— start of DATA LINES —

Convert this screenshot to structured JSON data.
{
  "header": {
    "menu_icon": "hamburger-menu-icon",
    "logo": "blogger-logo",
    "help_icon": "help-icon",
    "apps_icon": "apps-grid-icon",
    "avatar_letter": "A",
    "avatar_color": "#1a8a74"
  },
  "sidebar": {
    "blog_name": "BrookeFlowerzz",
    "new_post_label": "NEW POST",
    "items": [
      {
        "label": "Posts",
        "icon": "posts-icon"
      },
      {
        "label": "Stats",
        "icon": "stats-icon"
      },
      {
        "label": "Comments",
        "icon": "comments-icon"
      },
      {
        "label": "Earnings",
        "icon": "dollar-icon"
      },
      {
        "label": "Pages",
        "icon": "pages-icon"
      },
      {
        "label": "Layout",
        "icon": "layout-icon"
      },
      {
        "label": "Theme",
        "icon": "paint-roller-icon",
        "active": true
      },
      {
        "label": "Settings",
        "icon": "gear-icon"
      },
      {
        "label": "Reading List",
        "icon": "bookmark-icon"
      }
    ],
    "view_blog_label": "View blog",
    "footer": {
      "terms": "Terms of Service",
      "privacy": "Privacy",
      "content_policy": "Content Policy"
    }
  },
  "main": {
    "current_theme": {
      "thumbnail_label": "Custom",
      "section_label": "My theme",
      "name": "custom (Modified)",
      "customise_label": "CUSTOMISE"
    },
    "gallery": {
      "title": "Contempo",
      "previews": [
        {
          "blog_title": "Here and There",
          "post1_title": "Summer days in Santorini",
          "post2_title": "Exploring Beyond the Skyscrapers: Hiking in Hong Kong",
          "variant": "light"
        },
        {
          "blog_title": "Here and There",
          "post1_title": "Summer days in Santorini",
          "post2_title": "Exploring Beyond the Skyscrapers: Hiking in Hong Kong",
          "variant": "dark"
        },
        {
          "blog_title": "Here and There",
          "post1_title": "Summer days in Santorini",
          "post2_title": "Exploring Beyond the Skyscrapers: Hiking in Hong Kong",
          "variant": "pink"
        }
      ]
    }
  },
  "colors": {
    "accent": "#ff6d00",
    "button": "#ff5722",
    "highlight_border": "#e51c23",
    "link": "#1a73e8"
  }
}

— end of DATA LINES —

### INSTRUCTIONS TO FOLLOW
Set down every line of the listing above again, exactly as given.

### SOLUTION TO THE PROBLEM
Convert this screenshot to structured JSON data.
{
  "header": {
    "menu_icon": "hamburger-menu-icon",
    "logo": "blogger-logo",
    "help_icon": "help-icon",
    "apps_icon": "apps-grid-icon",
    "avatar_letter": "A",
    "avatar_color": "#1a8a74"
  },
  "sidebar": {
    "blog_name": "BrookeFlowerzz",
    "new_post_label": "NEW POST",
    "items": [
      {
        "label": "Posts",
        "icon": "posts-icon"
      },
      {
        "label": "Stats",
        "icon": "stats-icon"
      },
      {
        "label": "Comments",
        "icon": "comments-icon"
      },
      {
        "label": "Earnings",
        "icon": "dollar-icon"
      },
      {
        "label": "Pages",
        "icon": "pages-icon"
      },
      {
        "label": "Layout",
        "icon": "layout-icon"
      },
      {
        "label": "Theme",
        "icon": "paint-roller-icon",
        "active": true
      },
      {
        "label": "Settings",
        "icon": "gear-icon"
      },
      {
        "label": "Reading List",
        "icon": "bookmark-icon"
      }
    ],
    "view_blog_label": "View blog",
    "footer": {
      "terms": "Terms of Service",
      "privacy": "Privacy",
      "content_policy": "Content Policy"
    }
  },
  "main": {
    "current_theme": {
      "thumbnail_label": "Custom",
      "section_label": "My theme",
      "name": "custom (Modified)",
      "customise_label": "CUSTOMISE"
    },
    "gallery": {
      "title": "Contempo",
      "previews": [
        {
          "blog_title": "Here and There",
          "post1_title": "Summer days in Santorini",
          "post2_title": "Exploring Beyond the Skyscrapers: Hiking in Hong Kong",
          "variant": "light"
        },
        {
          "blog_title": "Here and There",
          "post1_title": "Summer days in Santorini",
          "post2_title": "Exploring Beyond the Skyscrapers: Hiking in Hong Kong",
          "variant": "dark"
        },
        {
          "blog_title": "Here and There",
          "post1_title": "Summer days in Santorini",
          "post2_title": "Exploring Beyond the Skyscrapers: Hiking in Hong Kong",
          "variant": "pink"
        }
      ]
    }
  },
  "colors": {
    "accent": "#ff6d00",
    "button": "#ff5722",
    "highlight_border": "#e51c23",
    "link": "#1a73e8"
  }
}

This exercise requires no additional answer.